_What to do:_ What follows are records. Restate all of them word for word.
— Start —
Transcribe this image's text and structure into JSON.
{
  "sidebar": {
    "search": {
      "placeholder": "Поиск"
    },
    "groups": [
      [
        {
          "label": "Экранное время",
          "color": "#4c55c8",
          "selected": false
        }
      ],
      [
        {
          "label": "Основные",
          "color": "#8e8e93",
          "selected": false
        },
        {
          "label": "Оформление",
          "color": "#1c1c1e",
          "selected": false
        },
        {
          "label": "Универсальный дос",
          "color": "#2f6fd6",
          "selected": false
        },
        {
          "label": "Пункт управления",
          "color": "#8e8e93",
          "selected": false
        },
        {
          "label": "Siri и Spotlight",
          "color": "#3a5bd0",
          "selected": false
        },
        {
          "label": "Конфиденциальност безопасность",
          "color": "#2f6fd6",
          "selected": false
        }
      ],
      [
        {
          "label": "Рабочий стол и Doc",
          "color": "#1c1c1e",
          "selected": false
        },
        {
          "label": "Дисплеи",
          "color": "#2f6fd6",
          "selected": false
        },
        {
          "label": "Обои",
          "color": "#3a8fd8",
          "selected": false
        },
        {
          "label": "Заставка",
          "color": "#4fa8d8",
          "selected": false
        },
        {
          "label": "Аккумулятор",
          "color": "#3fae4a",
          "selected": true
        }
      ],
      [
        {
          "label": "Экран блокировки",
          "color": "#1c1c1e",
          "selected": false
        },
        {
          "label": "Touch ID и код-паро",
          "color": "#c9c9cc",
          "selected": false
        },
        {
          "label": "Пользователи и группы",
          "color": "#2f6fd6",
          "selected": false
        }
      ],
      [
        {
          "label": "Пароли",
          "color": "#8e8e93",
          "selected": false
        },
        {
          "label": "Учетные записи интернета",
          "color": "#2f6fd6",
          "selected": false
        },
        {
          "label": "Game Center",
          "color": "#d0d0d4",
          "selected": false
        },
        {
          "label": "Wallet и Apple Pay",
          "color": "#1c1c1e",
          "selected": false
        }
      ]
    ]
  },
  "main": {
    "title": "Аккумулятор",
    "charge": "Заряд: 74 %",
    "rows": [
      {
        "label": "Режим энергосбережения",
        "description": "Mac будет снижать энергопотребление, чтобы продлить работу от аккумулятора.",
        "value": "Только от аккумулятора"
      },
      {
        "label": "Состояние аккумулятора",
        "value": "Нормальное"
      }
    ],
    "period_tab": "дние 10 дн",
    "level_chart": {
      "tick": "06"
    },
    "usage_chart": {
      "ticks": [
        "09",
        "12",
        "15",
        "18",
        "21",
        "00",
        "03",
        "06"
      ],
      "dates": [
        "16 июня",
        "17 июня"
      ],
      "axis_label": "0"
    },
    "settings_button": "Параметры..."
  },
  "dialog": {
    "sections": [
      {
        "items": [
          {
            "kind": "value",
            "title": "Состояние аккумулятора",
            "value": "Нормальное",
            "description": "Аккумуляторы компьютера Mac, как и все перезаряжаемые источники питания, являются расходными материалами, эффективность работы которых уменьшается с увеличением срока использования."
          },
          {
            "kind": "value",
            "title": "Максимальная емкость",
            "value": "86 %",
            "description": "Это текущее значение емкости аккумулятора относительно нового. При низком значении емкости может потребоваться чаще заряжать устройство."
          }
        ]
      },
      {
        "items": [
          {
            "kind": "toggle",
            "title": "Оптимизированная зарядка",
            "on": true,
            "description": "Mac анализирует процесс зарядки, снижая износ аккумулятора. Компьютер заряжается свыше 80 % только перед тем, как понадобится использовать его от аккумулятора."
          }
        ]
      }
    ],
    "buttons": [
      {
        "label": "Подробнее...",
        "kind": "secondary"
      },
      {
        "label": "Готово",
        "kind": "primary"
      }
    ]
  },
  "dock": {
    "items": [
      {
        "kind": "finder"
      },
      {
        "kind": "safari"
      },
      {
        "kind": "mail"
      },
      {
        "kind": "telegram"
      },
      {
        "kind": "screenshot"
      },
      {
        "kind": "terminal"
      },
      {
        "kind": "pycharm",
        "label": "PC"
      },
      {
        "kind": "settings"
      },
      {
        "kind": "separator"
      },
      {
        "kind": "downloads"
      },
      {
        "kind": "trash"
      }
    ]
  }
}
— End —
_Solution:_
Transcribe this image's text and structure into JSON.
{
  "sidebar": {
    "search": {
      "placeholder": "Поиск"
    },
    "groups": [
      [
        {
          "label": "Экранное время",
          "color": "#4c55c8",
          "selected": false
        }
      ],
      [
        {
          "label": "Основные",
          "color": "#8e8e93",
          "selected": false
        },
        {
          "label": "Оформление",
          "color": "#1c1c1e",
          "selected": false
        },
        {
          "label": "Универсальный дос",
          "color": "#2f6fd6",
          "selected": false
        },
        {
          "label": "Пункт управления",
          "color": "#8e8e93",
          "selected": false
        },
        {
          "label": "Siri и Spotlight",
          "color": "#3a5bd0",
          "selected": false
        },
        {
          "label": "Конфиденциальност безопасность",
          "color": "#2f6fd6",
          "selected": false
        }
      ],
      [
        {
          "label": "Рабочий стол и Doc",
          "color": "#1c1c1e",
          "selected": false
        },
        {
          "label": "Дисплеи",
          "color": "#2f6fd6",
          "selected": false
        },
        {
          "label": "Обои",
          "color": "#3a8fd8",
          "selected": false
        },
        {
          "label": "Заставка",
          "color": "#4fa8d8",
          "selected": false
        },
        {
          "label": "Аккумулятор",
          "color": "#3fae4a",
          "selected": true
        }
      ],
      [
        {
          "label": "Экран блокировки",
          "color": "#1c1c1e",
          "selected": false
        },
        {
          "label": "Touch ID и код-паро",
          "color": "#c9c9cc",
          "selected": false
        },
        {
          "label": "Пользователи и группы",
          "color": "#2f6fd6",
          "selected": false
        }
      ],
      [
        {
          "label": "Пароли",
          "color": "#8e8e93",
          "selected": false
        },
        {
          "label": "Учетные записи интернета",
          "color": "#2f6fd6",
          "selected": false
        },
        {
          "label": "Game Center",
          "color": "#d0d0d4",
          "selected": false
        },
        {
          "label": "Wallet и Apple Pay",
          "color": "#1c1c1e",
          "selected": false
        }
      ]
    ]
  },
  "main": {
    "title": "Аккумулятор",
    "charge": "Заряд: 74 %",
    "rows": [
      {
        "label": "Режим энергосбережения",
        "description": "Mac будет снижать энергопотребление, чтобы продлить работу от аккумулятора.",
        "value": "Только от аккумулятора"
      },
      {
        "label": "Состояние аккумулятора",
        "value": "Нормальное"
      }
    ],
    "period_tab": "дние 10 дн",
    "level_chart": {
      "tick": "06"
    },
    "usage_chart": {
      "ticks": [
        "09",
        "12",
        "15",
        "18",
        "21",
        "00",
        "03",
        "06"
      ],
      "dates": [
        "16 июня",
        "17 июня"
      ],
      "axis_label": "0"
    },
    "settings_button": "Параметры..."
  },
  "dialog": {
    "sections": [
      {
        "items": [
          {
            "kind": "value",
            "title": "Состояние аккумулятора",
            "value": "Нормальное",
            "description": "Аккумуляторы компьютера Mac, как и все перезаряжаемые источники питания, являются расходными материалами, эффективность работы которых уменьшается с увеличением срока использования."
          },
          {
            "kind": "value",
            "title": "Максимальная емкость",
            "value": "86 %",
            "description": "Это текущее значение емкости аккумулятора относительно нового. При низком значении емкости может потребоваться чаще заряжать устройство."
          }
        ]
      },
      {
        "items": [
          {
            "kind": "toggle",
            "title": "Оптимизированная зарядка",
            "on": true,
            "description": "Mac анализирует процесс зарядки, снижая износ аккумулятора. Компьютер заряжается свыше 80 % только перед тем, как понадобится использовать его от аккумулятора."
          }
        ]
      }
    ],
    "buttons": [
      {
        "label": "Подробнее...",
        "kind": "secondary"
      },
      {
        "label": "Готово",
        "kind": "primary"
      }
    ]
  },
  "dock": {
    "items": [
      {
        "kind": "finder"
      },
      {
        "kind": "safari"
      },
      {
        "kind": "mail"
      },
      {
        "kind": "telegram"
      },
      {
        "kind": "screenshot"
      },
      {
        "kind": "terminal"
      },
      {
        "kind": "pycharm",
        "label": "PC"
      },
      {
        "kind": "settings"
      },
      {
        "kind": "separator"
      },
      {
        "kind": "downloads"
      },
      {
        "kind": "trash"
      }
    ]
  }
}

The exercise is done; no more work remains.